_STATED TASK_
Every record must be repeated exactly; omit any pictures they contain.

_DATA TO USE_
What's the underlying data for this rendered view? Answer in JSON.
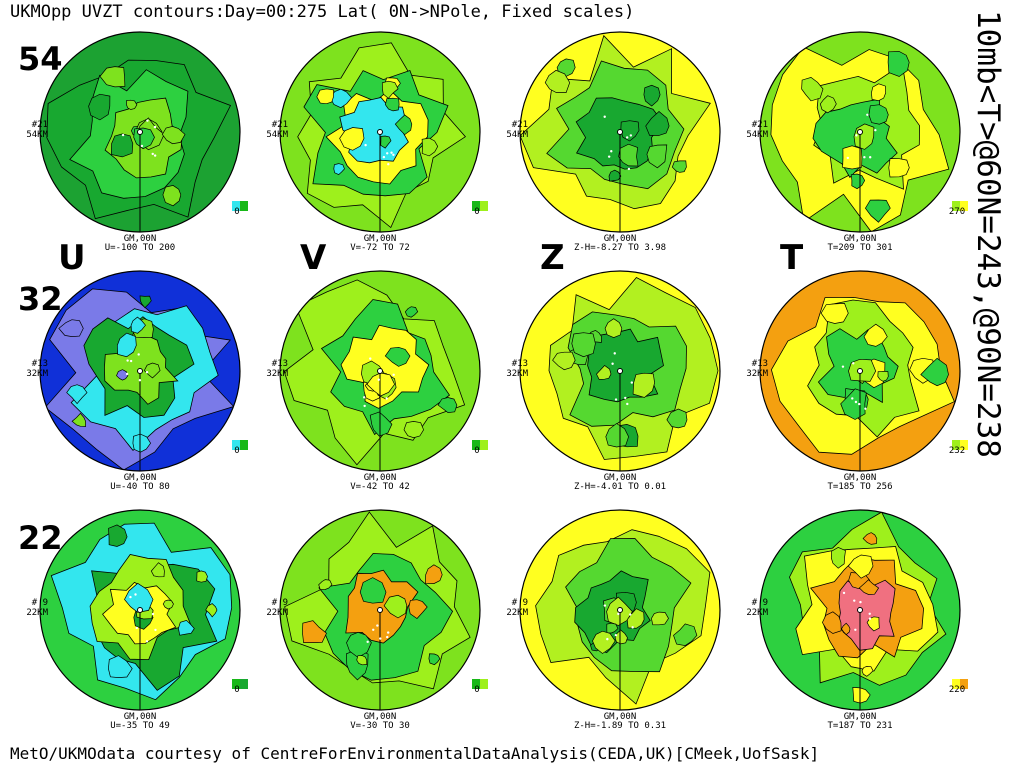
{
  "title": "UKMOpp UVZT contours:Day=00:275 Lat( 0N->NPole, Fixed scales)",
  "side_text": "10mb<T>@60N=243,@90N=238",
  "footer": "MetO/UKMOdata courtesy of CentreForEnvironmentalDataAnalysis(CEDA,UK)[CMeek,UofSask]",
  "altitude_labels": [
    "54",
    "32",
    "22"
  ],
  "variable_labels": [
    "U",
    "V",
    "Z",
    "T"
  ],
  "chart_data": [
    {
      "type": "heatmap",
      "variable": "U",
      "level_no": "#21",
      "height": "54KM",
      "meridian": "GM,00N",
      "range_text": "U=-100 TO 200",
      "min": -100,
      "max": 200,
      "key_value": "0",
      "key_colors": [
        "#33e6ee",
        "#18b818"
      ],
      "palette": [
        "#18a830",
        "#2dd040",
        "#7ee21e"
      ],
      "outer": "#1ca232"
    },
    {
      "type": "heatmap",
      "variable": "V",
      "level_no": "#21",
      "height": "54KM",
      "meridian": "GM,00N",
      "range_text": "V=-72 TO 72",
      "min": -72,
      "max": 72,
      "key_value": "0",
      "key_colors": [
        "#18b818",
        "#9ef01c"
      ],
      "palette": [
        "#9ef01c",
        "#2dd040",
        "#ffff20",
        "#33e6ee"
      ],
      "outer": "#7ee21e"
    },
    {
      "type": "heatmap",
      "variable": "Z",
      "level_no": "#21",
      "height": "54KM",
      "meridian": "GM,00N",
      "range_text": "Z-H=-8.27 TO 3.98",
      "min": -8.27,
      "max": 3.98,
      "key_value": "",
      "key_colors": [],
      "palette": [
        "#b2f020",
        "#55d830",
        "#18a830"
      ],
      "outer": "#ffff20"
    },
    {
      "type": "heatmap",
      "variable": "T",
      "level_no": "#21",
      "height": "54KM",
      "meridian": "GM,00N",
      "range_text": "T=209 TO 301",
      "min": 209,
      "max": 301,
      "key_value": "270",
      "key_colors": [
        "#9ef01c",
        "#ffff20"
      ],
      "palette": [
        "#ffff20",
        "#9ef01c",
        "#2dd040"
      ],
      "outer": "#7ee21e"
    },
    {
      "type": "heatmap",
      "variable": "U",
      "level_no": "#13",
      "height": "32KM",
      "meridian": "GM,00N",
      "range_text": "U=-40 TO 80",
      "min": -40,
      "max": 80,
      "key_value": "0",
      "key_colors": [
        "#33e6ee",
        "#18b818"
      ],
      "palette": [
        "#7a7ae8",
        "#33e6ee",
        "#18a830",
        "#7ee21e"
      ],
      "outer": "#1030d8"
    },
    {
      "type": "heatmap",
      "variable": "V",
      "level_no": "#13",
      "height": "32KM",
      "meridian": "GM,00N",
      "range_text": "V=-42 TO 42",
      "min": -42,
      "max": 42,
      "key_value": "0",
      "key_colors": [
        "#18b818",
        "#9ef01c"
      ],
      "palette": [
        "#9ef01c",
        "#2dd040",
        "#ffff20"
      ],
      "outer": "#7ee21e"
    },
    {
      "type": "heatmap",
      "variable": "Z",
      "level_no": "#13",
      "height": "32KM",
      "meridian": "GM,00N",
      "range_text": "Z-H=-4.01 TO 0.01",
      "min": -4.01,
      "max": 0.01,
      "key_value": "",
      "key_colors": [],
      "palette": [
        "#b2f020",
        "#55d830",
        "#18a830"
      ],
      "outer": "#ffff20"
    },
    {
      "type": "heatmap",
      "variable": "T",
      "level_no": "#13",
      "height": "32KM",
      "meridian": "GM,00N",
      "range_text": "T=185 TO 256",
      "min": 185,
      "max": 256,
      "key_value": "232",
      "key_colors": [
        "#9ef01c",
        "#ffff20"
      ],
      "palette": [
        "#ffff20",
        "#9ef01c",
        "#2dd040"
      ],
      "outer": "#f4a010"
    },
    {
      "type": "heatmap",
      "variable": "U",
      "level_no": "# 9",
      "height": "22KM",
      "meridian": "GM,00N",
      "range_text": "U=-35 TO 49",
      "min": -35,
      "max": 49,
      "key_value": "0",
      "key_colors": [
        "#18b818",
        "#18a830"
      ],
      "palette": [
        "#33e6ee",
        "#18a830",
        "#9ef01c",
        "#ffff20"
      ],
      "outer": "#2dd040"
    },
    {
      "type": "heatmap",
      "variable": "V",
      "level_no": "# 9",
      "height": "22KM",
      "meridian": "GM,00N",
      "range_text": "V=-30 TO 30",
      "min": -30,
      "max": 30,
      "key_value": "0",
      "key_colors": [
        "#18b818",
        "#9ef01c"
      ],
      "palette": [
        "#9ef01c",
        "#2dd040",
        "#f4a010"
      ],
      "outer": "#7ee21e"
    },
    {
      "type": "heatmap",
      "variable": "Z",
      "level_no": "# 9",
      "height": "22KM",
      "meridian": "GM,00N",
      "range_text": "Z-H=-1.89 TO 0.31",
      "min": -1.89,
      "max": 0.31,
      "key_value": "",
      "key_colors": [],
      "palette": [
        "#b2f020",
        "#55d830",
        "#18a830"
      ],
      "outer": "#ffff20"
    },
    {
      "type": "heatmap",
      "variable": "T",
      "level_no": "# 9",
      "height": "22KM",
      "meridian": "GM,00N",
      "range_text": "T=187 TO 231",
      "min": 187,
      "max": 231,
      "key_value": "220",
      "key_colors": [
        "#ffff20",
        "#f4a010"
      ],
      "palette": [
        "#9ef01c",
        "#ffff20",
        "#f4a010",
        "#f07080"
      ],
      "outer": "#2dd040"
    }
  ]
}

_RESPONSE TO THIS EXERCISE_
What's the underlying data for this rendered view? Answer in JSON.
{
  "title": "UKMOpp UVZT contours:Day=00:275 Lat( 0N->NPole, Fixed scales)",
  "side_text": "10mb<T>@60N=243,@90N=238",
  "footer": "MetO/UKMOdata courtesy of CentreForEnvironmentalDataAnalysis(CEDA,UK)[CMeek,UofSask]",
  "altitude_labels": [
    "54",
    "32",
    "22"
  ],
  "variable_labels": [
    "U",
    "V",
    "Z",
    "T"
  ],
  "chart_data": [
    {
      "type": "heatmap",
      "variable": "U",
      "level_no": "#21",
      "height": "54KM",
      "meridian": "GM,00N",
      "range_text": "U=-100 TO 200",
      "min": -100,
      "max": 200,
      "key_value": "0",
      "key_colors": [
        "#33e6ee",
        "#18b818"
      ],
      "palette": [
        "#18a830",
        "#2dd040",
        "#7ee21e"
      ],
      "outer": "#1ca232"
    },
    {
      "type": "heatmap",
      "variable": "V",
      "level_no": "#21",
      "height": "54KM",
      "meridian": "GM,00N",
      "range_text": "V=-72 TO 72",
      "min": -72,
      "max": 72,
      "key_value": "0",
      "key_colors": [
        "#18b818",
        "#9ef01c"
      ],
      "palette": [
        "#9ef01c",
        "#2dd040",
        "#ffff20",
        "#33e6ee"
      ],
      "outer": "#7ee21e"
    },
    {
      "type": "heatmap",
      "variable": "Z",
      "level_no": "#21",
      "height": "54KM",
      "meridian": "GM,00N",
      "range_text": "Z-H=-8.27 TO 3.98",
      "min": -8.27,
      "max": 3.98,
      "key_value": "",
      "key_colors": [],
      "palette": [
        "#b2f020",
        "#55d830",
        "#18a830"
      ],
      "outer": "#ffff20"
    },
    {
      "type": "heatmap",
      "variable": "T",
      "level_no": "#21",
      "height": "54KM",
      "meridian": "GM,00N",
      "range_text": "T=209 TO 301",
      "min": 209,
      "max": 301,
      "key_value": "270",
      "key_colors": [
        "#9ef01c",
        "#ffff20"
      ],
      "palette": [
        "#ffff20",
        "#9ef01c",
        "#2dd040"
      ],
      "outer": "#7ee21e"
    },
    {
      "type": "heatmap",
      "variable": "U",
      "level_no": "#13",
      "height": "32KM",
      "meridian": "GM,00N",
      "range_text": "U=-40 TO 80",
      "min": -40,
      "max": 80,
      "key_value": "0",
      "key_colors": [
        "#33e6ee",
        "#18b818"
      ],
      "palette": [
        "#7a7ae8",
        "#33e6ee",
        "#18a830",
        "#7ee21e"
      ],
      "outer": "#1030d8"
    },
    {
      "type": "heatmap",
      "variable": "V",
      "level_no": "#13",
      "height": "32KM",
      "meridian": "GM,00N",
      "range_text": "V=-42 TO 42",
      "min": -42,
      "max": 42,
      "key_value": "0",
      "key_colors": [
        "#18b818",
        "#9ef01c"
      ],
      "palette": [
        "#9ef01c",
        "#2dd040",
        "#ffff20"
      ],
      "outer": "#7ee21e"
    },
    {
      "type": "heatmap",
      "variable": "Z",
      "level_no": "#13",
      "height": "32KM",
      "meridian": "GM,00N",
      "range_text": "Z-H=-4.01 TO 0.01",
      "min": -4.01,
      "max": 0.01,
      "key_value": "",
      "key_colors": [],
      "palette": [
        "#b2f020",
        "#55d830",
        "#18a830"
      ],
      "outer": "#ffff20"
    },
    {
      "type": "heatmap",
      "variable": "T",
      "level_no": "#13",
      "height": "32KM",
      "meridian": "GM,00N",
      "range_text": "T=185 TO 256",
      "min": 185,
      "max": 256,
      "key_value": "232",
      "key_colors": [
        "#9ef01c",
        "#ffff20"
      ],
      "palette": [
        "#ffff20",
        "#9ef01c",
        "#2dd040"
      ],
      "outer": "#f4a010"
    },
    {
      "type": "heatmap",
      "variable": "U",
      "level_no": "# 9",
      "height": "22KM",
      "meridian": "GM,00N",
      "range_text": "U=-35 TO 49",
      "min": -35,
      "max": 49,
      "key_value": "0",
      "key_colors": [
        "#18b818",
        "#18a830"
      ],
      "palette": [
        "#33e6ee",
        "#18a830",
        "#9ef01c",
        "#ffff20"
      ],
      "outer": "#2dd040"
    },
    {
      "type": "heatmap",
      "variable": "V",
      "level_no": "# 9",
      "height": "22KM",
      "meridian": "GM,00N",
      "range_text": "V=-30 TO 30",
      "min": -30,
      "max": 30,
      "key_value": "0",
      "key_colors": [
        "#18b818",
        "#9ef01c"
      ],
      "palette": [
        "#9ef01c",
        "#2dd040",
        "#f4a010"
      ],
      "outer": "#7ee21e"
    },
    {
      "type": "heatmap",
      "variable": "Z",
      "level_no": "# 9",
      "height": "22KM",
      "meridian": "GM,00N",
      "range_text": "Z-H=-1.89 TO 0.31",
      "min": -1.89,
      "max": 0.31,
      "key_value": "",
      "key_colors": [],
      "palette": [
        "#b2f020",
        "#55d830",
        "#18a830"
      ],
      "outer": "#ffff20"
    },
    {
      "type": "heatmap",
      "variable": "T",
      "level_no": "# 9",
      "height": "22KM",
      "meridian": "GM,00N",
      "range_text": "T=187 TO 231",
      "min": 187,
      "max": 231,
      "key_value": "220",
      "key_colors": [
        "#ffff20",
        "#f4a010"
      ],
      "palette": [
        "#9ef01c",
        "#ffff20",
        "#f4a010",
        "#f07080"
      ],
      "outer": "#2dd040"
    }
  ]
}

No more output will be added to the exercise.